Recorded information:

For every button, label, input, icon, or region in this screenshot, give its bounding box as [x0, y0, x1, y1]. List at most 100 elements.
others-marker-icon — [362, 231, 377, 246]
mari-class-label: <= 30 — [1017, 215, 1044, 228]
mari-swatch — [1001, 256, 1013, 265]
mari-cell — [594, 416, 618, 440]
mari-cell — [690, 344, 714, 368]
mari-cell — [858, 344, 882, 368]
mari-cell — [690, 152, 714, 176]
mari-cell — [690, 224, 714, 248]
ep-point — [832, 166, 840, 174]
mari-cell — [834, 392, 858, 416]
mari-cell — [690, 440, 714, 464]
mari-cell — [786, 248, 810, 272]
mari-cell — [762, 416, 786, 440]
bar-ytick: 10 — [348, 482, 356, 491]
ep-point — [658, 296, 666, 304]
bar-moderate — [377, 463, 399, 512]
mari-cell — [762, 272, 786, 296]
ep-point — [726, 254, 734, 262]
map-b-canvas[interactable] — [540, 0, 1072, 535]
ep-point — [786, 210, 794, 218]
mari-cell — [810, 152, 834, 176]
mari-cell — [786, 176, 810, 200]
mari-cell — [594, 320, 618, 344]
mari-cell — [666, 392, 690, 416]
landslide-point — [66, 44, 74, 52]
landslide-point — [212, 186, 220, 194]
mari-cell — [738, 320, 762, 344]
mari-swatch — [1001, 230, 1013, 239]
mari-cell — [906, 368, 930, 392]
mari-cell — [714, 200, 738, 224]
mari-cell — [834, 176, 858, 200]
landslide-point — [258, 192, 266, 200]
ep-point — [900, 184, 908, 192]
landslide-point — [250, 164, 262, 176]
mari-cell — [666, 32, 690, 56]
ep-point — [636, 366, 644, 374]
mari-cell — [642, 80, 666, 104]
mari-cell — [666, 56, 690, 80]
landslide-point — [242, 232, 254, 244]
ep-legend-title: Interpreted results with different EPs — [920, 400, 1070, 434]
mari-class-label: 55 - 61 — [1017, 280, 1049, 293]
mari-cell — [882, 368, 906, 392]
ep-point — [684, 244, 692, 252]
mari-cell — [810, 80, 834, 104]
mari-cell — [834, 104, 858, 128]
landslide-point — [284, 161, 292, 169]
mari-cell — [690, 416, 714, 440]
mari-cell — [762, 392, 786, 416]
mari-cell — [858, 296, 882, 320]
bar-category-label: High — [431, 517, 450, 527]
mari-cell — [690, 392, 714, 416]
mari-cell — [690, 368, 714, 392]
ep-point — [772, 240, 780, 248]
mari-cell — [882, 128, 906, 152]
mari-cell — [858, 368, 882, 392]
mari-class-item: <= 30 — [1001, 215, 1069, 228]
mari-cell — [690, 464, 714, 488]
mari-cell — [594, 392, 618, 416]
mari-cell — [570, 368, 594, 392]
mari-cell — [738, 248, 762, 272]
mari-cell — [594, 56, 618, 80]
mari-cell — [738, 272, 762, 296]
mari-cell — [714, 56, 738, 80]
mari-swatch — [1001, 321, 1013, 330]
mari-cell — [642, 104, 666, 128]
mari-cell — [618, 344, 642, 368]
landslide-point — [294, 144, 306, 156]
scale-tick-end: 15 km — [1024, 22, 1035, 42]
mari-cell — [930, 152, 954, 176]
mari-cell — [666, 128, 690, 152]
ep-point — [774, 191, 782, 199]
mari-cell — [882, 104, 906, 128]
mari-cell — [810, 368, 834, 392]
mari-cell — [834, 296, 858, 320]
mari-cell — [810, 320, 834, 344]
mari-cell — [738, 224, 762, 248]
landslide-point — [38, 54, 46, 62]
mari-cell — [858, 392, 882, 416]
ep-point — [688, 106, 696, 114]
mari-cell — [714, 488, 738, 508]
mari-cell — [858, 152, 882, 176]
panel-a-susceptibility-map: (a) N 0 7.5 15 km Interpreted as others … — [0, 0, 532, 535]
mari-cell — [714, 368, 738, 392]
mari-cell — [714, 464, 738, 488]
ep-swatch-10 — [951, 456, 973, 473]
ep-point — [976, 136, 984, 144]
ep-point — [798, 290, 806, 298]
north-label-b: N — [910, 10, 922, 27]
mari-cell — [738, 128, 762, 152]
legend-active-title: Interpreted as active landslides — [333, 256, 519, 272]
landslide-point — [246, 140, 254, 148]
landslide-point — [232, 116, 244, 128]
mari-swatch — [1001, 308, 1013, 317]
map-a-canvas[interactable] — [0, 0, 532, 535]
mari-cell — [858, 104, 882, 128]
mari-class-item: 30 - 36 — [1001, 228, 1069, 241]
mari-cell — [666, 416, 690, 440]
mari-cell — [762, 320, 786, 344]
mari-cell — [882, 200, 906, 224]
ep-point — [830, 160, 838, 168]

Exercise directions:
Output every row above verbatim, keeping the original order, spacing, and punctuation.

Answer to the task:
For every button, label, input, icon, or region in this screenshot, give its bounding box as [x0, y0, x1, y1]. List at most 100 elements.
others-marker-icon — [362, 231, 377, 246]
mari-class-label: <= 30 — [1017, 215, 1044, 228]
mari-swatch — [1001, 256, 1013, 265]
mari-cell — [594, 416, 618, 440]
mari-cell — [690, 344, 714, 368]
mari-cell — [858, 344, 882, 368]
mari-cell — [690, 152, 714, 176]
mari-cell — [690, 224, 714, 248]
ep-point — [832, 166, 840, 174]
mari-cell — [834, 392, 858, 416]
mari-cell — [690, 440, 714, 464]
mari-cell — [786, 248, 810, 272]
mari-cell — [762, 416, 786, 440]
bar-ytick: 10 — [348, 482, 356, 491]
ep-point — [658, 296, 666, 304]
bar-moderate — [377, 463, 399, 512]
mari-cell — [762, 272, 786, 296]
ep-point — [726, 254, 734, 262]
map-b-canvas[interactable] — [540, 0, 1072, 535]
ep-point — [786, 210, 794, 218]
mari-cell — [810, 152, 834, 176]
mari-cell — [786, 176, 810, 200]
mari-cell — [594, 320, 618, 344]
mari-cell — [666, 392, 690, 416]
landslide-point — [66, 44, 74, 52]
landslide-point — [212, 186, 220, 194]
mari-cell — [738, 320, 762, 344]
mari-swatch — [1001, 230, 1013, 239]
mari-cell — [906, 368, 930, 392]
mari-cell — [714, 200, 738, 224]
mari-cell — [834, 176, 858, 200]
landslide-point — [258, 192, 266, 200]
ep-point — [900, 184, 908, 192]
landslide-point — [250, 164, 262, 176]
mari-cell — [666, 32, 690, 56]
ep-point — [636, 366, 644, 374]
mari-cell — [642, 80, 666, 104]
mari-cell — [666, 56, 690, 80]
landslide-point — [242, 232, 254, 244]
ep-legend-title: Interpreted results with different EPs — [920, 400, 1070, 434]
mari-class-label: 55 - 61 — [1017, 280, 1049, 293]
mari-cell — [882, 368, 906, 392]
ep-point — [684, 244, 692, 252]
mari-cell — [810, 80, 834, 104]
mari-cell — [834, 104, 858, 128]
landslide-point — [284, 161, 292, 169]
mari-cell — [690, 416, 714, 440]
mari-cell — [762, 392, 786, 416]
mari-cell — [858, 296, 882, 320]
bar-category-label: High — [431, 517, 450, 527]
mari-cell — [690, 392, 714, 416]
mari-cell — [690, 368, 714, 392]
ep-point — [772, 240, 780, 248]
mari-cell — [882, 128, 906, 152]
mari-cell — [858, 368, 882, 392]
mari-class-item: <= 30 — [1001, 215, 1069, 228]
mari-cell — [690, 464, 714, 488]
mari-cell — [594, 392, 618, 416]
mari-cell — [570, 368, 594, 392]
mari-cell — [738, 248, 762, 272]
mari-cell — [594, 56, 618, 80]
mari-cell — [738, 272, 762, 296]
mari-cell — [714, 56, 738, 80]
mari-swatch — [1001, 321, 1013, 330]
mari-cell — [642, 104, 666, 128]
mari-cell — [618, 344, 642, 368]
landslide-point — [294, 144, 306, 156]
scale-tick-end: 15 km — [1024, 22, 1035, 42]
mari-cell — [930, 152, 954, 176]
mari-cell — [666, 128, 690, 152]
ep-point — [774, 191, 782, 199]
mari-cell — [882, 104, 906, 128]
mari-cell — [810, 368, 834, 392]
mari-cell — [834, 296, 858, 320]
mari-cell — [810, 320, 834, 344]
mari-cell — [738, 224, 762, 248]
landslide-point — [38, 54, 46, 62]
mari-cell — [858, 392, 882, 416]
ep-point — [688, 106, 696, 114]
mari-cell — [714, 488, 738, 508]
mari-cell — [858, 152, 882, 176]
panel-a-susceptibility-map: (a) N 0 7.5 15 km Interpreted as others … — [0, 0, 532, 535]
mari-cell — [714, 368, 738, 392]
mari-cell — [714, 464, 738, 488]
ep-swatch-10 — [951, 456, 973, 473]
ep-point — [976, 136, 984, 144]
ep-point — [798, 290, 806, 298]
north-label-b: N — [910, 10, 922, 27]
mari-cell — [738, 128, 762, 152]
legend-active-title: Interpreted as active landslides — [333, 256, 519, 272]
landslide-point — [246, 140, 254, 148]
landslide-point — [232, 116, 244, 128]
mari-swatch — [1001, 308, 1013, 317]
map-a-canvas[interactable] — [0, 0, 532, 535]
mari-cell — [858, 104, 882, 128]
mari-class-item: 30 - 36 — [1001, 228, 1069, 241]
mari-cell — [666, 416, 690, 440]
mari-cell — [762, 320, 786, 344]
mari-cell — [882, 200, 906, 224]
ep-point — [830, 160, 838, 168]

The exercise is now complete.